• _SET PROBLEM_: From the entries that follow, pick out all lines holding "controls".
=-=-=
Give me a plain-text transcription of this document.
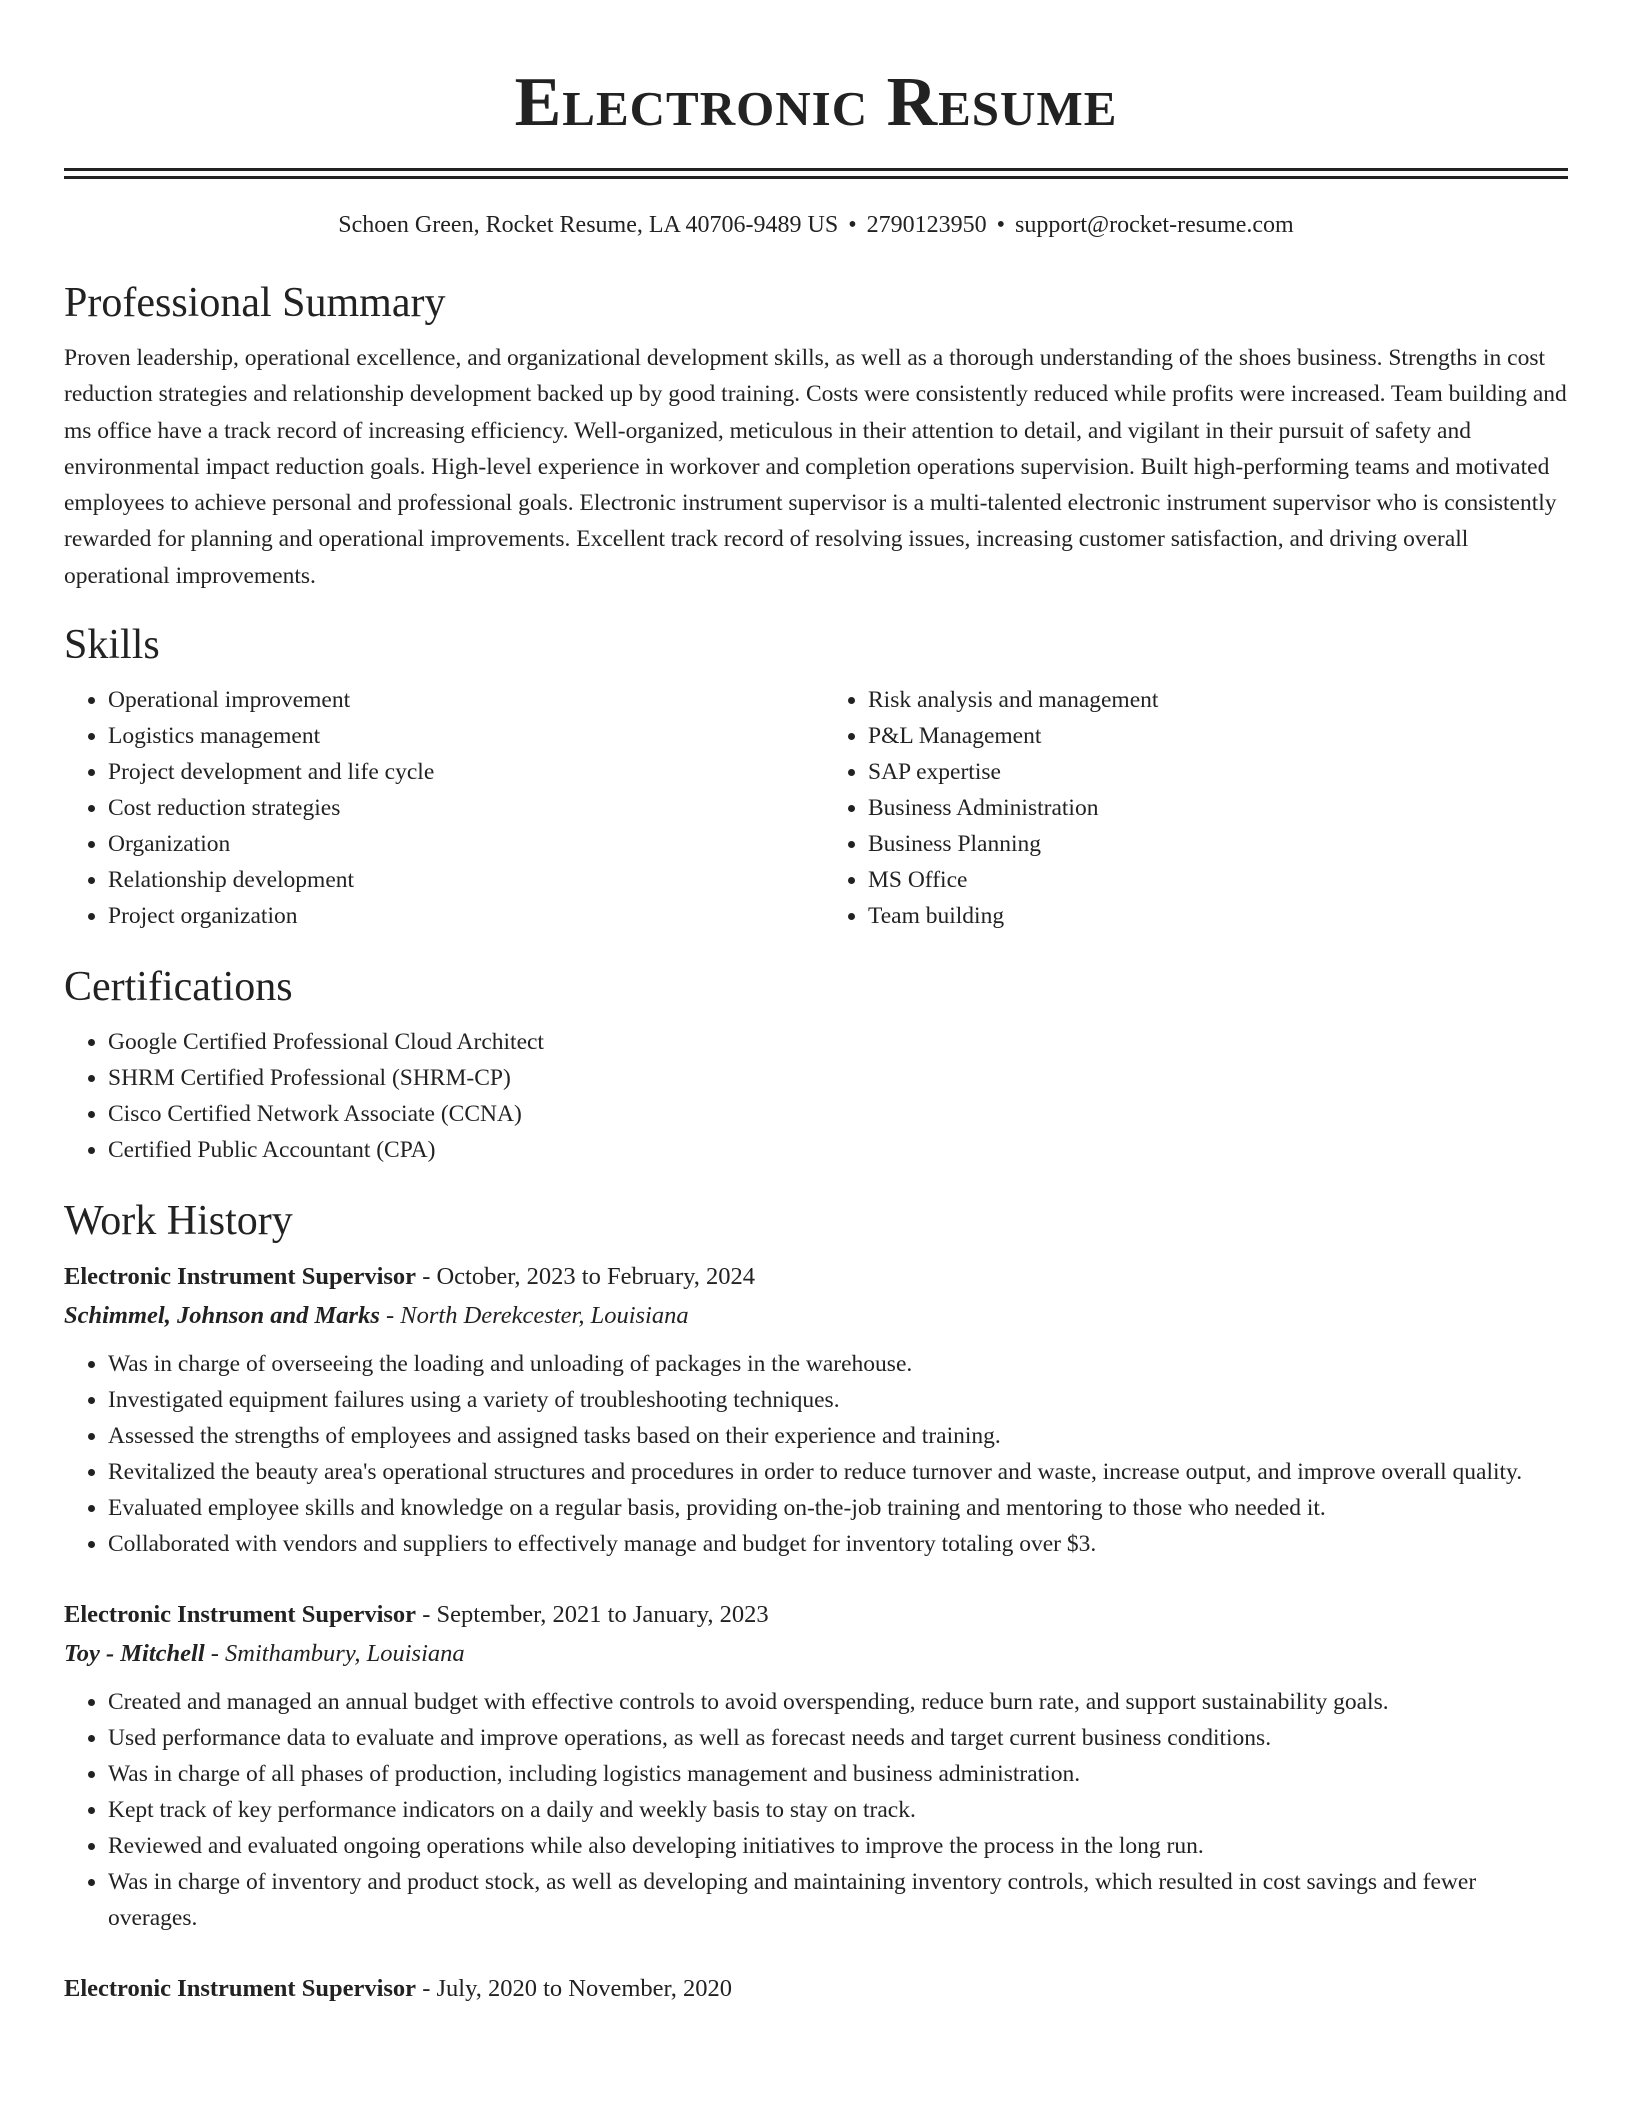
Electronic Resume
Schoen Green, Rocket Resume, LA 40706-9489 US • 2790123950 • support@rocket-resume.com
Professional Summary

Proven leadership, operational excellence, and organizational development skills, as well as a thorough understanding of the shoes business. Strengths in cost reduction strategies and relationship development backed up by good training. Costs were consistently reduced while profits were increased. Team building and ms office have a track record of increasing efficiency. Well-organized, meticulous in their attention to detail, and vigilant in their pursuit of safety and environmental impact reduction goals. High-level experience in workover and completion operations supervision. Built high-performing teams and motivated employees to achieve personal and professional goals. Electronic instrument supervisor is a multi-talented electronic instrument supervisor who is consistently rewarded for planning and operational improvements. Excellent track record of resolving issues, increasing customer satisfaction, and driving overall operational improvements.

Skills
• Operational improvement
• Logistics management
• Project development and life cycle
• Cost reduction strategies
• Organization
• Relationship development
• Project organization
• Risk analysis and management
• P&L Management
• SAP expertise
• Business Administration
• Business Planning
• MS Office
• Team building
Certifications
• Google Certified Professional Cloud Architect
• SHRM Certified Professional (SHRM-CP)
• Cisco Certified Network Associate (CCNA)
• Certified Public Accountant (CPA)
Work History
Electronic Instrument Supervisor - October, 2023 to February, 2024
Schimmel, Johnson and Marks - North Derekcester, Louisiana
• Was in charge of overseeing the loading and unloading of packages in the warehouse.
• Investigated equipment failures using a variety of troubleshooting techniques.
• Assessed the strengths of employees and assigned tasks based on their experience and training.
• Revitalized the beauty area's operational structures and procedures in order to reduce turnover and waste, increase output, and improve overall quality.
• Evaluated employee skills and knowledge on a regular basis, providing on-the-job training and mentoring to those who needed it.
• Collaborated with vendors and suppliers to effectively manage and budget for inventory totaling over $3.
Electronic Instrument Supervisor - September, 2021 to January, 2023
Toy - Mitchell - Smithambury, Louisiana
• Created and managed an annual budget with effective controls to avoid overspending, reduce burn rate, and support sustainability goals.
• Used performance data to evaluate and improve operations, as well as forecast needs and target current business conditions.
• Was in charge of all phases of production, including logistics management and business administration.
• Kept track of key performance indicators on a daily and weekly basis to stay on track.
• Reviewed and evaluated ongoing operations while also developing initiatives to improve the process in the long run.
• Was in charge of inventory and product stock, as well as developing and maintaining inventory controls, which resulted in cost savings and fewer overages.
Electronic Instrument Supervisor - July, 2020 to November, 2020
=-=-=
• _EXERCISE SOLUTION_:
• Created and managed an annual budget with effective controls to avoid overspending, reduce burn rate, and support sustainability goals.
• Was in charge of inventory and product stock, as well as developing and maintaining inventory controls, which resulted in cost savings and fewer overages.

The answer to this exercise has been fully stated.